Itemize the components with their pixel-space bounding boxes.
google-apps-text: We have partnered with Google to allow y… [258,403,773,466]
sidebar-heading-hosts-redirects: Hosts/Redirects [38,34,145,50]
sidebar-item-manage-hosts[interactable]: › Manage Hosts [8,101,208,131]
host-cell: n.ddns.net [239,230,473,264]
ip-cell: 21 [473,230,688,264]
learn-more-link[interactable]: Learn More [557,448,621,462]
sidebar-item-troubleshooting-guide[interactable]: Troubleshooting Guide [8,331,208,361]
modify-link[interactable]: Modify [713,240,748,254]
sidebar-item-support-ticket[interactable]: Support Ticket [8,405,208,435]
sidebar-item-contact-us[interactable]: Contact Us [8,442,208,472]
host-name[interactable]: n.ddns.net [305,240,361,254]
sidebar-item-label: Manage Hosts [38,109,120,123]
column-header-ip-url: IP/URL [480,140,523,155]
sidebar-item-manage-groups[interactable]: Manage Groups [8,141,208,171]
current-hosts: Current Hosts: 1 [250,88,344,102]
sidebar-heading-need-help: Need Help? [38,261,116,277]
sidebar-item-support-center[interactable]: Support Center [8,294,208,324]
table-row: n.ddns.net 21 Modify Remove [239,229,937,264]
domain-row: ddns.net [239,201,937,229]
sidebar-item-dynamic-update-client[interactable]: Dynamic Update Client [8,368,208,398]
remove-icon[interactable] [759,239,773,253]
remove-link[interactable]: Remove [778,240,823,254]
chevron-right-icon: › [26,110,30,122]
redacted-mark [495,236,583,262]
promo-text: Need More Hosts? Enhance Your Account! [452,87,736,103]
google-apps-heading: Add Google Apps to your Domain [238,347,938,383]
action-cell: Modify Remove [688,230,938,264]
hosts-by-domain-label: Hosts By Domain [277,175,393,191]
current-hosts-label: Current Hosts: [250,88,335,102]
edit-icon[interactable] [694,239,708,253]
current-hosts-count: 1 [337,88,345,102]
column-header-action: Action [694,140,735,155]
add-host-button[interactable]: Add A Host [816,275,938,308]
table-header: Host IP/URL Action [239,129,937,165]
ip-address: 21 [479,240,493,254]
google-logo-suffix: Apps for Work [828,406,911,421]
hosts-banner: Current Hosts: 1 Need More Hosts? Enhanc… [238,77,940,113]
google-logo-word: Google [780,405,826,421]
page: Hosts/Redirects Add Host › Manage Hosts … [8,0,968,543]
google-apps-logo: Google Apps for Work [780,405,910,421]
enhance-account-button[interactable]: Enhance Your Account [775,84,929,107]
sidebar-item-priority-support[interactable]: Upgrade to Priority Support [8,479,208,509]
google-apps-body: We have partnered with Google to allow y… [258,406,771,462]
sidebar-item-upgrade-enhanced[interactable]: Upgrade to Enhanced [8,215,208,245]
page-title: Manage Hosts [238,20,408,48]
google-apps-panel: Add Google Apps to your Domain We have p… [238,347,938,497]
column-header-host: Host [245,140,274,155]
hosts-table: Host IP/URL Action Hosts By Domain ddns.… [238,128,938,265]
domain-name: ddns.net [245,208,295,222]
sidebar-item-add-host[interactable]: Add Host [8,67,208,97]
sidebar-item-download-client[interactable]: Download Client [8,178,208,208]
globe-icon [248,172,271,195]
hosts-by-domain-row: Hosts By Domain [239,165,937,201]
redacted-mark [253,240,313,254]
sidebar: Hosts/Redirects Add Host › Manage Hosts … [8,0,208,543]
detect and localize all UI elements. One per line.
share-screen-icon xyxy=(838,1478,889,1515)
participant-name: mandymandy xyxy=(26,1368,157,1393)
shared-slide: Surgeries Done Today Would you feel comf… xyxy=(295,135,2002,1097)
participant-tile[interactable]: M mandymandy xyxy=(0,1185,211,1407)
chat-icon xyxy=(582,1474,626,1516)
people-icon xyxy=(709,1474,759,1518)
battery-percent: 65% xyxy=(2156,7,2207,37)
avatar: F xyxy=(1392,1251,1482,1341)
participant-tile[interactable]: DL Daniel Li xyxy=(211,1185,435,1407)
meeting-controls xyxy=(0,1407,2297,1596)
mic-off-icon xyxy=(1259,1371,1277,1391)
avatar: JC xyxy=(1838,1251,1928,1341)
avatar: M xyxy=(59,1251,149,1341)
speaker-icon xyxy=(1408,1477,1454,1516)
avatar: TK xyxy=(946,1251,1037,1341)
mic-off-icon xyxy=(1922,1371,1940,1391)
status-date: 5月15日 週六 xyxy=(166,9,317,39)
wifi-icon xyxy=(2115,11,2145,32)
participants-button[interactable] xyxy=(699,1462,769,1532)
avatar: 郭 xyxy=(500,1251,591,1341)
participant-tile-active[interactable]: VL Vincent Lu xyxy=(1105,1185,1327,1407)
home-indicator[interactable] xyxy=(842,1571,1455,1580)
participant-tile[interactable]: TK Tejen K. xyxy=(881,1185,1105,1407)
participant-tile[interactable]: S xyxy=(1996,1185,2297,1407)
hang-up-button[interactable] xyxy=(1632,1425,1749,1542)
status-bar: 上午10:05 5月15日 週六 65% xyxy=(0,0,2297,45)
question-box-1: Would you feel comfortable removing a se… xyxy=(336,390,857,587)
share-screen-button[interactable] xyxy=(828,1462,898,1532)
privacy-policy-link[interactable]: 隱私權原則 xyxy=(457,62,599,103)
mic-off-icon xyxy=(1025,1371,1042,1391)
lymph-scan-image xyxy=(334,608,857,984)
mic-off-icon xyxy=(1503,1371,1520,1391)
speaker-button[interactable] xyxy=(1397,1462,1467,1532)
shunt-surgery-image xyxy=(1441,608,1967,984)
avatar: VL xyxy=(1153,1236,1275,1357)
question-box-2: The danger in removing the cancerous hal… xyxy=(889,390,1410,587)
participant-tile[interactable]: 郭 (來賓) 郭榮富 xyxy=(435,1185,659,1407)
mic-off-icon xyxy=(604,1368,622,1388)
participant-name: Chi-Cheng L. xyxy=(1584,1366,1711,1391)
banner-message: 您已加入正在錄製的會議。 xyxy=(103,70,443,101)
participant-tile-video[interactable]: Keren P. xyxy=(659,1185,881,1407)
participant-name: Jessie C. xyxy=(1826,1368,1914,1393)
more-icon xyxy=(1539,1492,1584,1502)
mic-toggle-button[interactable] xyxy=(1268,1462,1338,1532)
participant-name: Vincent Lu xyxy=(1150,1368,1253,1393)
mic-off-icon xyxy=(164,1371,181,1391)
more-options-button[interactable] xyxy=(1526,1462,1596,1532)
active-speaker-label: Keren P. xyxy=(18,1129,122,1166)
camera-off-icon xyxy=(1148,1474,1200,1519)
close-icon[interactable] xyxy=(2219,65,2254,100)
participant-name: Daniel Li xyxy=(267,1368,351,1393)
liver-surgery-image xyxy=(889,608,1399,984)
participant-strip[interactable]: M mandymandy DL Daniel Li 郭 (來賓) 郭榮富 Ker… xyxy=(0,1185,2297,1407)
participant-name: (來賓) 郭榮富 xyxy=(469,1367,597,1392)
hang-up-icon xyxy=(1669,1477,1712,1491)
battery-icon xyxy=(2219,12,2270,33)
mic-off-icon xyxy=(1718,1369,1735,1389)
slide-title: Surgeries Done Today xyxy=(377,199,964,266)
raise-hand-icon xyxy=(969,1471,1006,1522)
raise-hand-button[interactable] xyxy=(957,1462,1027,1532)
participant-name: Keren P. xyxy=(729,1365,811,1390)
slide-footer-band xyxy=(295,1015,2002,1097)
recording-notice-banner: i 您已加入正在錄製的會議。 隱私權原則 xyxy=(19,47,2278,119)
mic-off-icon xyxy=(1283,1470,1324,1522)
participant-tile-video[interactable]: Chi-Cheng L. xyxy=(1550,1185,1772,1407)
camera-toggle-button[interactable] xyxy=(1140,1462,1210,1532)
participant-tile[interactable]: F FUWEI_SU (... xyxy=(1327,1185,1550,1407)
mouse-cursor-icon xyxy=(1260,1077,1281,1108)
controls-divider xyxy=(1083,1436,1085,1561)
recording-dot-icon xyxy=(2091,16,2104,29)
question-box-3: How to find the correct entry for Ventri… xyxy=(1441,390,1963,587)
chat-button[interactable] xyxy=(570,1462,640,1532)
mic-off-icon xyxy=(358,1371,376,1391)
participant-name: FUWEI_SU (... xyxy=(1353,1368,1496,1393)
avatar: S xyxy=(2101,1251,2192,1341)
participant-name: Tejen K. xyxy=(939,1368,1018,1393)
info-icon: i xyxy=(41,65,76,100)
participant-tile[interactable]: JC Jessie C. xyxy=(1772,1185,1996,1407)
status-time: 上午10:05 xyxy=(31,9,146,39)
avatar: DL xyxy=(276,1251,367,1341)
════════════════
SHORT TASK
Count the lines in the items above that contain the string "cell". Reply with the number only.

COMPLETED TASK
3